=== Exercise details ===
Return all the data below as it stands, minus the pictures.

=== Figure record listings ===
________________
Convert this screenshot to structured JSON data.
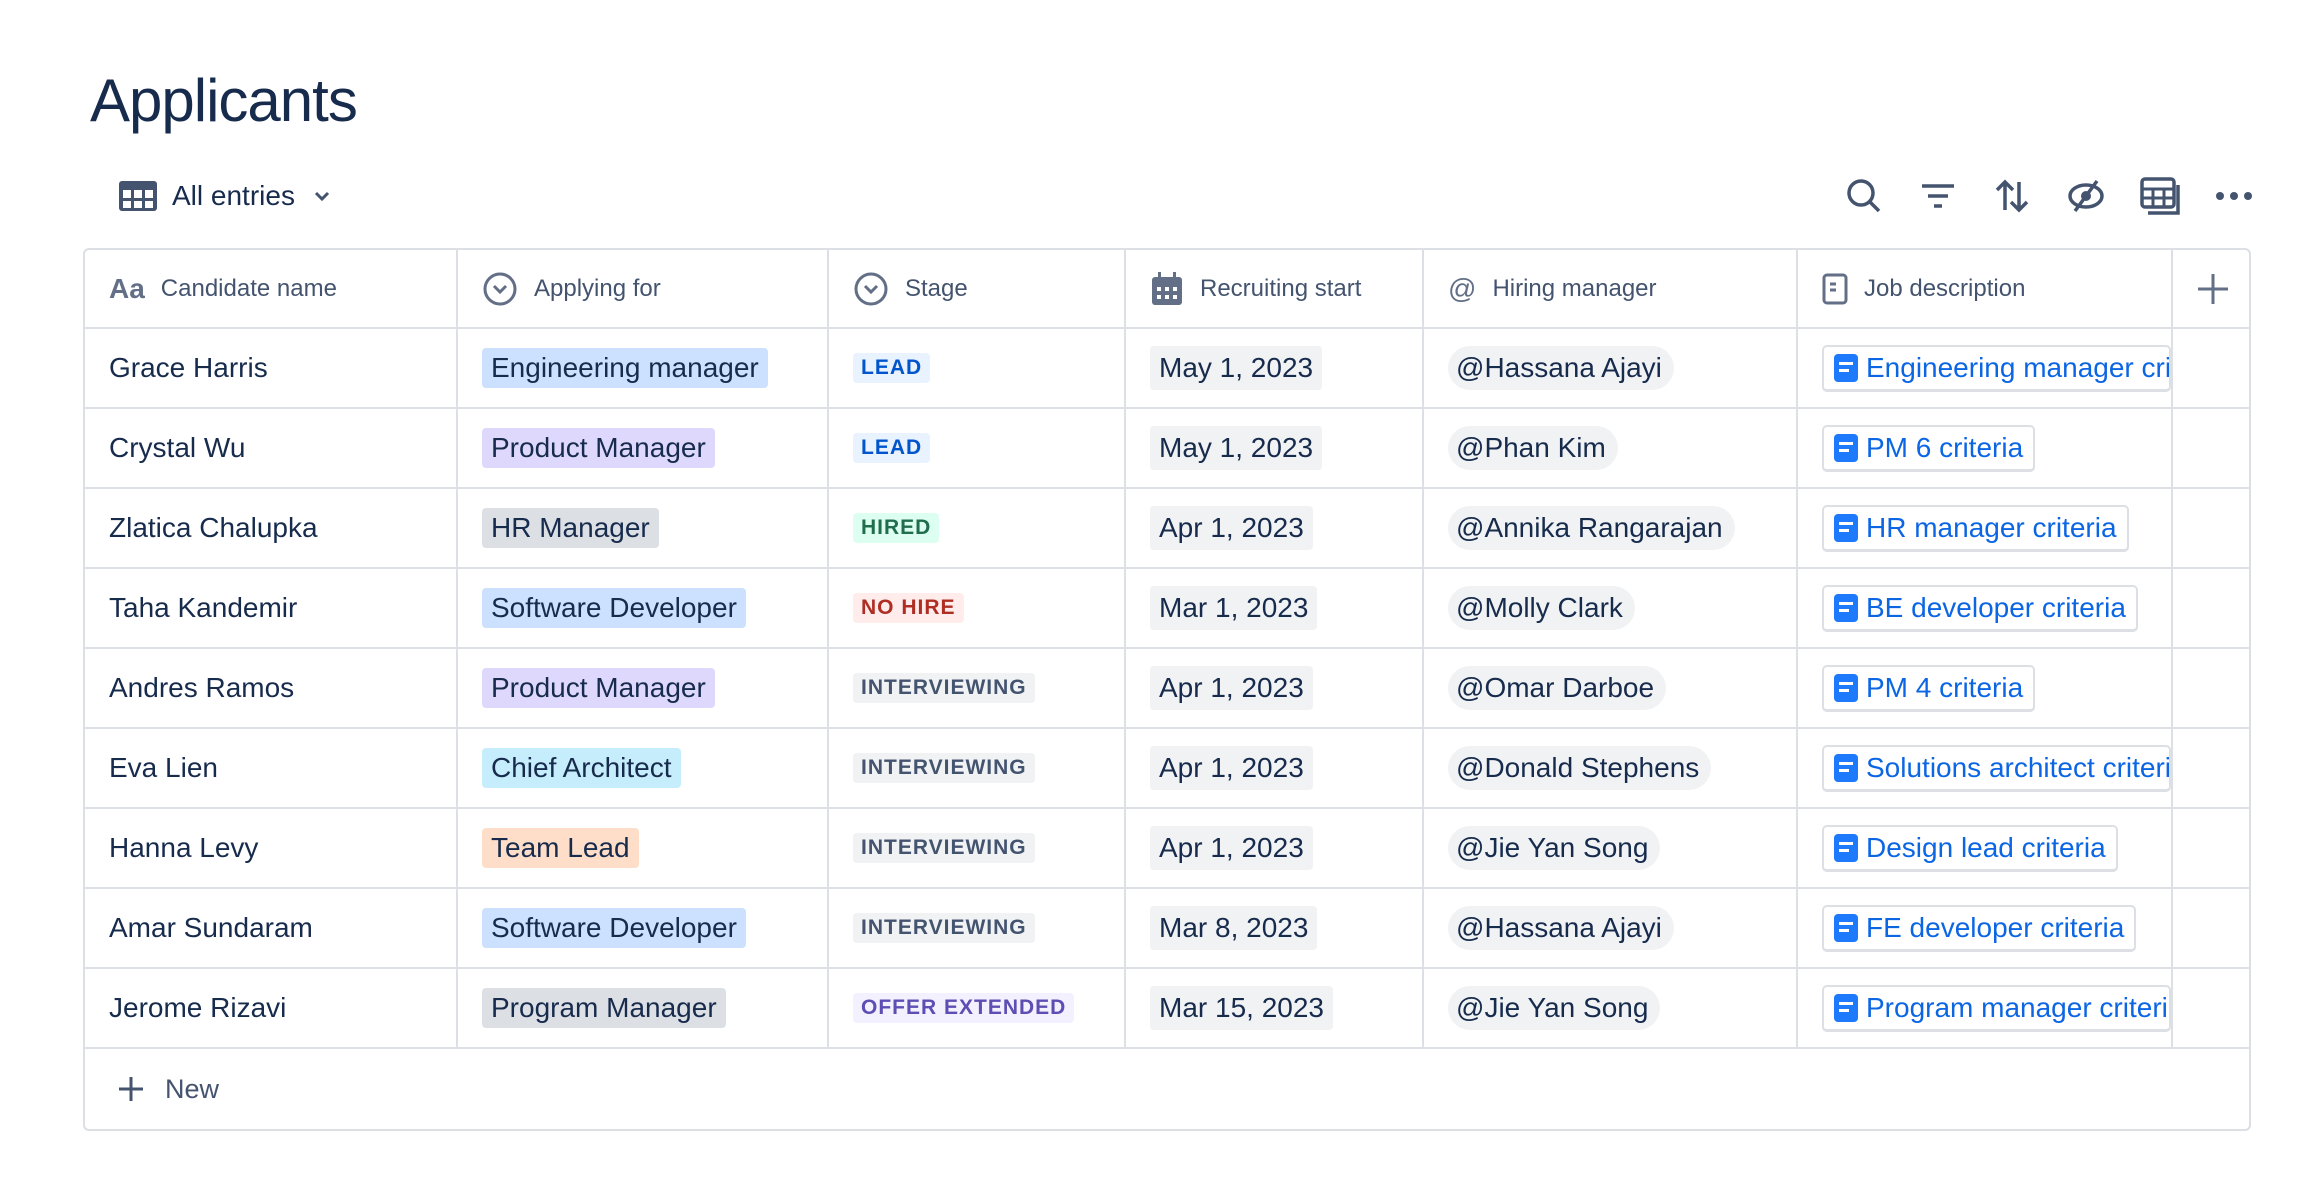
{
  "title": "Applicants",
  "view": {
    "label": "All entries",
    "icon": "table-icon"
  },
  "toolbar": {
    "icons": [
      "search-icon",
      "filter-icon",
      "sort-icon",
      "hide-icon",
      "table-settings-icon",
      "more-icon"
    ]
  },
  "columns": [
    {
      "label": "Candidate name",
      "icon": "text-icon"
    },
    {
      "label": "Applying for",
      "icon": "select-icon"
    },
    {
      "label": "Stage",
      "icon": "select-icon"
    },
    {
      "label": "Recruiting start",
      "icon": "calendar-icon"
    },
    {
      "label": "Hiring manager",
      "icon": "mention-icon"
    },
    {
      "label": "Job description",
      "icon": "document-icon"
    }
  ],
  "rows": [
    {
      "name": "Grace Harris",
      "role": "Engineering manager",
      "role_color": "#cce0ff",
      "stage": "LEAD",
      "stage_bg": "#e9f2ff",
      "stage_fg": "#0055cc",
      "date": "May 1, 2023",
      "manager": "Hassana Ajayi",
      "doc": "Engineering manager criteria"
    },
    {
      "name": "Crystal Wu",
      "role": "Product Manager",
      "role_color": "#dfd8fd",
      "stage": "LEAD",
      "stage_bg": "#e9f2ff",
      "stage_fg": "#0055cc",
      "date": "May 1, 2023",
      "manager": "Phan Kim",
      "doc": "PM 6 criteria"
    },
    {
      "name": "Zlatica Chalupka",
      "role": "HR Manager",
      "role_color": "#dcdfe4",
      "stage": "HIRED",
      "stage_bg": "#dcfff1",
      "stage_fg": "#216e4e",
      "date": "Apr 1, 2023",
      "manager": "Annika Rangarajan",
      "doc": "HR manager criteria"
    },
    {
      "name": "Taha Kandemir",
      "role": "Software Developer",
      "role_color": "#cce0ff",
      "stage": "NO HIRE",
      "stage_bg": "#ffeceb",
      "stage_fg": "#ae2e24",
      "date": "Mar 1, 2023",
      "manager": "Molly Clark",
      "doc": "BE developer criteria"
    },
    {
      "name": "Andres Ramos",
      "role": "Product Manager",
      "role_color": "#dfd8fd",
      "stage": "INTERVIEWING",
      "stage_bg": "#f1f2f4",
      "stage_fg": "#44546f",
      "date": "Apr 1, 2023",
      "manager": "Omar Darboe",
      "doc": "PM 4 criteria"
    },
    {
      "name": "Eva Lien",
      "role": "Chief Architect",
      "role_color": "#c6edfb",
      "stage": "INTERVIEWING",
      "stage_bg": "#f1f2f4",
      "stage_fg": "#44546f",
      "date": "Apr 1, 2023",
      "manager": "Donald Stephens",
      "doc": "Solutions architect criteria"
    },
    {
      "name": "Hanna Levy",
      "role": "Team Lead",
      "role_color": "#fedec8",
      "stage": "INTERVIEWING",
      "stage_bg": "#f1f2f4",
      "stage_fg": "#44546f",
      "date": "Apr 1, 2023",
      "manager": "Jie Yan Song",
      "doc": "Design lead criteria"
    },
    {
      "name": "Amar Sundaram",
      "role": "Software Developer",
      "role_color": "#cce0ff",
      "stage": "INTERVIEWING",
      "stage_bg": "#f1f2f4",
      "stage_fg": "#44546f",
      "date": "Mar 8, 2023",
      "manager": "Hassana Ajayi",
      "doc": "FE developer criteria"
    },
    {
      "name": "Jerome Rizavi",
      "role": "Program Manager",
      "role_color": "#dcdfe4",
      "stage": "OFFER EXTENDED",
      "stage_bg": "#f3f0ff",
      "stage_fg": "#5e4db2",
      "date": "Mar 15, 2023",
      "manager": "Jie Yan Song",
      "doc": "Program manager criteria"
    }
  ],
  "mention_prefix": "@",
  "new_row": {
    "label": "New",
    "icon": "plus-icon"
  }
}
________________
=== Reply ===
Convert this screenshot to structured JSON data.
{
  "title": "Applicants",
  "view": {
    "label": "All entries",
    "icon": "table-icon"
  },
  "toolbar": {
    "icons": [
      "search-icon",
      "filter-icon",
      "sort-icon",
      "hide-icon",
      "table-settings-icon",
      "more-icon"
    ]
  },
  "columns": [
    {
      "label": "Candidate name",
      "icon": "text-icon"
    },
    {
      "label": "Applying for",
      "icon": "select-icon"
    },
    {
      "label": "Stage",
      "icon": "select-icon"
    },
    {
      "label": "Recruiting start",
      "icon": "calendar-icon"
    },
    {
      "label": "Hiring manager",
      "icon": "mention-icon"
    },
    {
      "label": "Job description",
      "icon": "document-icon"
    }
  ],
  "rows": [
    {
      "name": "Grace Harris",
      "role": "Engineering manager",
      "role_color": "#cce0ff",
      "stage": "LEAD",
      "stage_bg": "#e9f2ff",
      "stage_fg": "#0055cc",
      "date": "May 1, 2023",
      "manager": "Hassana Ajayi",
      "doc": "Engineering manager criteria"
    },
    {
      "name": "Crystal Wu",
      "role": "Product Manager",
      "role_color": "#dfd8fd",
      "stage": "LEAD",
      "stage_bg": "#e9f2ff",
      "stage_fg": "#0055cc",
      "date": "May 1, 2023",
      "manager": "Phan Kim",
      "doc": "PM 6 criteria"
    },
    {
      "name": "Zlatica Chalupka",
      "role": "HR Manager",
      "role_color": "#dcdfe4",
      "stage": "HIRED",
      "stage_bg": "#dcfff1",
      "stage_fg": "#216e4e",
      "date": "Apr 1, 2023",
      "manager": "Annika Rangarajan",
      "doc": "HR manager criteria"
    },
    {
      "name": "Taha Kandemir",
      "role": "Software Developer",
      "role_color": "#cce0ff",
      "stage": "NO HIRE",
      "stage_bg": "#ffeceb",
      "stage_fg": "#ae2e24",
      "date": "Mar 1, 2023",
      "manager": "Molly Clark",
      "doc": "BE developer criteria"
    },
    {
      "name": "Andres Ramos",
      "role": "Product Manager",
      "role_color": "#dfd8fd",
      "stage": "INTERVIEWING",
      "stage_bg": "#f1f2f4",
      "stage_fg": "#44546f",
      "date": "Apr 1, 2023",
      "manager": "Omar Darboe",
      "doc": "PM 4 criteria"
    },
    {
      "name": "Eva Lien",
      "role": "Chief Architect",
      "role_color": "#c6edfb",
      "stage": "INTERVIEWING",
      "stage_bg": "#f1f2f4",
      "stage_fg": "#44546f",
      "date": "Apr 1, 2023",
      "manager": "Donald Stephens",
      "doc": "Solutions architect criteria"
    },
    {
      "name": "Hanna Levy",
      "role": "Team Lead",
      "role_color": "#fedec8",
      "stage": "INTERVIEWING",
      "stage_bg": "#f1f2f4",
      "stage_fg": "#44546f",
      "date": "Apr 1, 2023",
      "manager": "Jie Yan Song",
      "doc": "Design lead criteria"
    },
    {
      "name": "Amar Sundaram",
      "role": "Software Developer",
      "role_color": "#cce0ff",
      "stage": "INTERVIEWING",
      "stage_bg": "#f1f2f4",
      "stage_fg": "#44546f",
      "date": "Mar 8, 2023",
      "manager": "Hassana Ajayi",
      "doc": "FE developer criteria"
    },
    {
      "name": "Jerome Rizavi",
      "role": "Program Manager",
      "role_color": "#dcdfe4",
      "stage": "OFFER EXTENDED",
      "stage_bg": "#f3f0ff",
      "stage_fg": "#5e4db2",
      "date": "Mar 15, 2023",
      "manager": "Jie Yan Song",
      "doc": "Program manager criteria"
    }
  ],
  "mention_prefix": "@",
  "new_row": {
    "label": "New",
    "icon": "plus-icon"
  }
}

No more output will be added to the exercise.